▸ **TASK OBJECTIVE**:
Reproduce the records below verbatim, starting at the line that contains "step-body: DEMOGRAPHICS &" and continuing through the end of the records, with both ends included. Leave the pictures out of your answer.

— Begin —

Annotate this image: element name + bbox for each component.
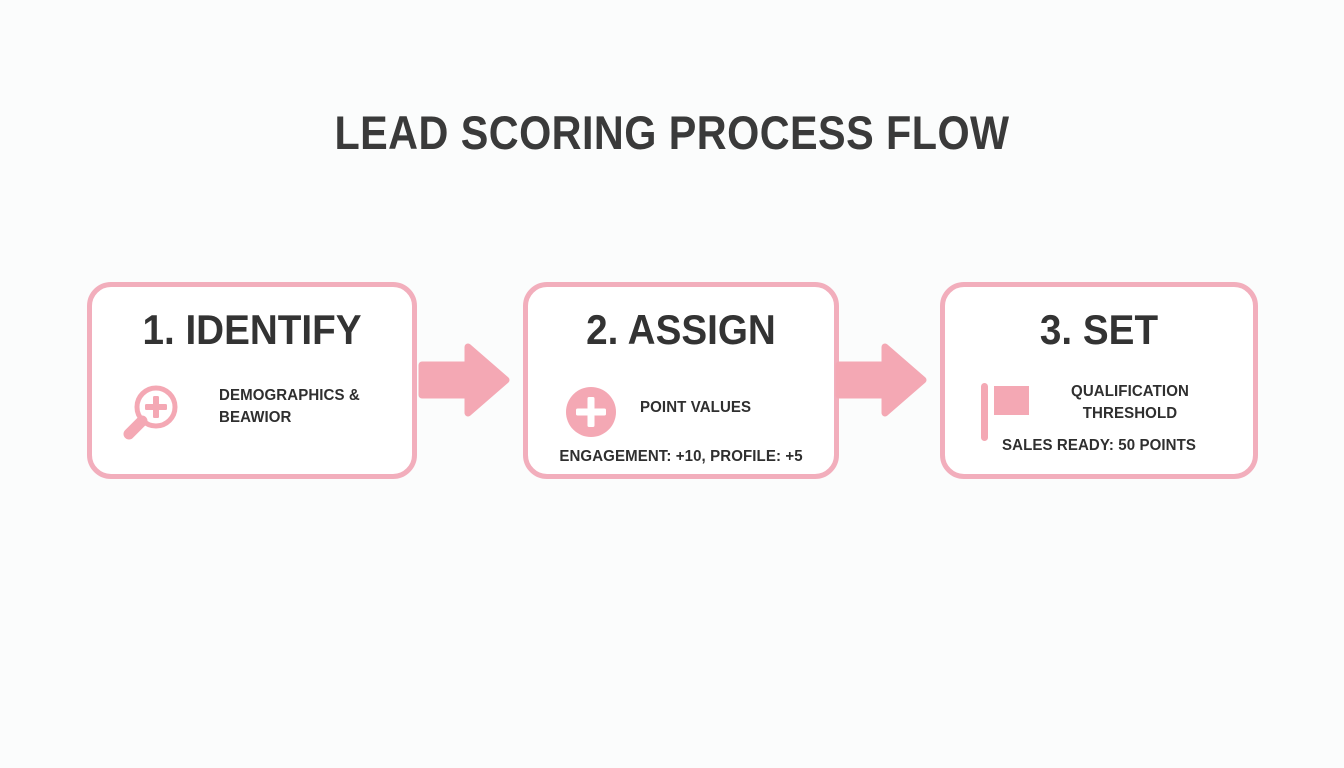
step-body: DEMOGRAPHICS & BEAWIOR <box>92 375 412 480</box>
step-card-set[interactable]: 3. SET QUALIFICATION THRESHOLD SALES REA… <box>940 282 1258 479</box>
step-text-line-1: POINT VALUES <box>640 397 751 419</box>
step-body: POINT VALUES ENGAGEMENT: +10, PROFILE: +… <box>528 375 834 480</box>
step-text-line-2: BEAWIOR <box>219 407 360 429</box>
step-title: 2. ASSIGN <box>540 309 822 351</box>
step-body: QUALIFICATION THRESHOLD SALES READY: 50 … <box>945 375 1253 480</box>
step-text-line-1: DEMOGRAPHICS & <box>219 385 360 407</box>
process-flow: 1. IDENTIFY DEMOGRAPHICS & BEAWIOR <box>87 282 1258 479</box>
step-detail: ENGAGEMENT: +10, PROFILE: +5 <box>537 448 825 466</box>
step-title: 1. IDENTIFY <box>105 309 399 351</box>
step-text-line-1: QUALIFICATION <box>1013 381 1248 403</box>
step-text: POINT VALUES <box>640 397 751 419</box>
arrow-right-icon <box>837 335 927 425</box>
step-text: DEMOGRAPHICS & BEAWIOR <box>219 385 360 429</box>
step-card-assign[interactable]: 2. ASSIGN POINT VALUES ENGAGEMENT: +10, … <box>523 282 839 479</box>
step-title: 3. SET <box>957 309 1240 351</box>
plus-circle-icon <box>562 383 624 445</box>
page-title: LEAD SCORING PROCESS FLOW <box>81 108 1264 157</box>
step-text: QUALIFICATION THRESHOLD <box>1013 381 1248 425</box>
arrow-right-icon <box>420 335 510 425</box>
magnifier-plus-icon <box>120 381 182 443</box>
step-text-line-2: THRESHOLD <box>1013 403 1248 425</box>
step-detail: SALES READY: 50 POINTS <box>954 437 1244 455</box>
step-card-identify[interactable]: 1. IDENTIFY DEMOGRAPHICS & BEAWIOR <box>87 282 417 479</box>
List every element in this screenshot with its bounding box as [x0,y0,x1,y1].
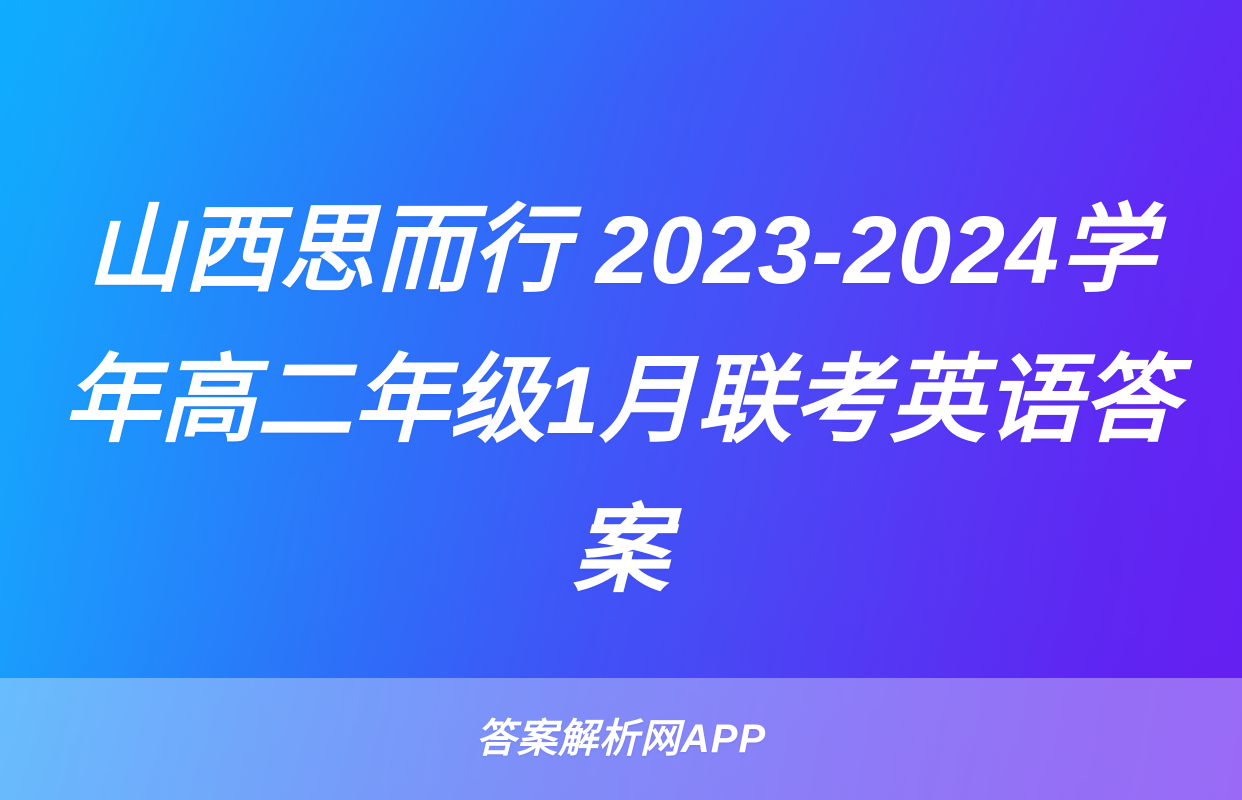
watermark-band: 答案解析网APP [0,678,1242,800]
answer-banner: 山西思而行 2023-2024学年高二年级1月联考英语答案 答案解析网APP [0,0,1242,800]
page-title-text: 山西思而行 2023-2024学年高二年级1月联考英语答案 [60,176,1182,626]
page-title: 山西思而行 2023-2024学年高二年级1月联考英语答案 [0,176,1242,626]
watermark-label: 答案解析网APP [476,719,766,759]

— End —

▸ **SOLUTION FOR THIS PROBLEM**:
step-body: DEMOGRAPHICS & BEAWIOR <box>92 375 412 480</box>
step-card-set[interactable]: 3. SET QUALIFICATION THRESHOLD SALES REA… <box>940 282 1258 479</box>
step-text-line-1: POINT VALUES <box>640 397 751 419</box>
step-body: POINT VALUES ENGAGEMENT: +10, PROFILE: +… <box>528 375 834 480</box>
step-text-line-2: BEAWIOR <box>219 407 360 429</box>
step-title: 2. ASSIGN <box>540 309 822 351</box>
step-body: QUALIFICATION THRESHOLD SALES READY: 50 … <box>945 375 1253 480</box>
step-text-line-1: DEMOGRAPHICS & <box>219 385 360 407</box>
process-flow: 1. IDENTIFY DEMOGRAPHICS & BEAWIOR <box>87 282 1258 479</box>
step-detail: ENGAGEMENT: +10, PROFILE: +5 <box>537 448 825 466</box>
step-title: 1. IDENTIFY <box>105 309 399 351</box>
step-text-line-1: QUALIFICATION <box>1013 381 1248 403</box>
step-text: POINT VALUES <box>640 397 751 419</box>
arrow-right-icon <box>837 335 927 425</box>
step-text: DEMOGRAPHICS & BEAWIOR <box>219 385 360 429</box>
step-card-assign[interactable]: 2. ASSIGN POINT VALUES ENGAGEMENT: +10, … <box>523 282 839 479</box>
step-title: 3. SET <box>957 309 1240 351</box>
plus-circle-icon <box>562 383 624 445</box>
page-title: LEAD SCORING PROCESS FLOW <box>81 108 1264 157</box>
step-text: QUALIFICATION THRESHOLD <box>1013 381 1248 425</box>
arrow-right-icon <box>420 335 510 425</box>
magnifier-plus-icon <box>120 381 182 443</box>
step-text-line-2: THRESHOLD <box>1013 403 1248 425</box>
step-detail: SALES READY: 50 POINTS <box>954 437 1244 455</box>
step-card-identify[interactable]: 1. IDENTIFY DEMOGRAPHICS & BEAWIOR <box>87 282 417 479</box>
List every element in this screenshot with its bounding box as [x0,y0,x1,y1].
watermark-band: 答案解析网APP [0,678,1242,800]
answer-banner: 山西思而行 2023-2024学年高二年级1月联考英语答案 答案解析网APP [0,0,1242,800]
page-title-text: 山西思而行 2023-2024学年高二年级1月联考英语答案 [60,176,1182,626]
page-title: 山西思而行 2023-2024学年高二年级1月联考英语答案 [0,176,1242,626]
watermark-label: 答案解析网APP [476,719,766,759]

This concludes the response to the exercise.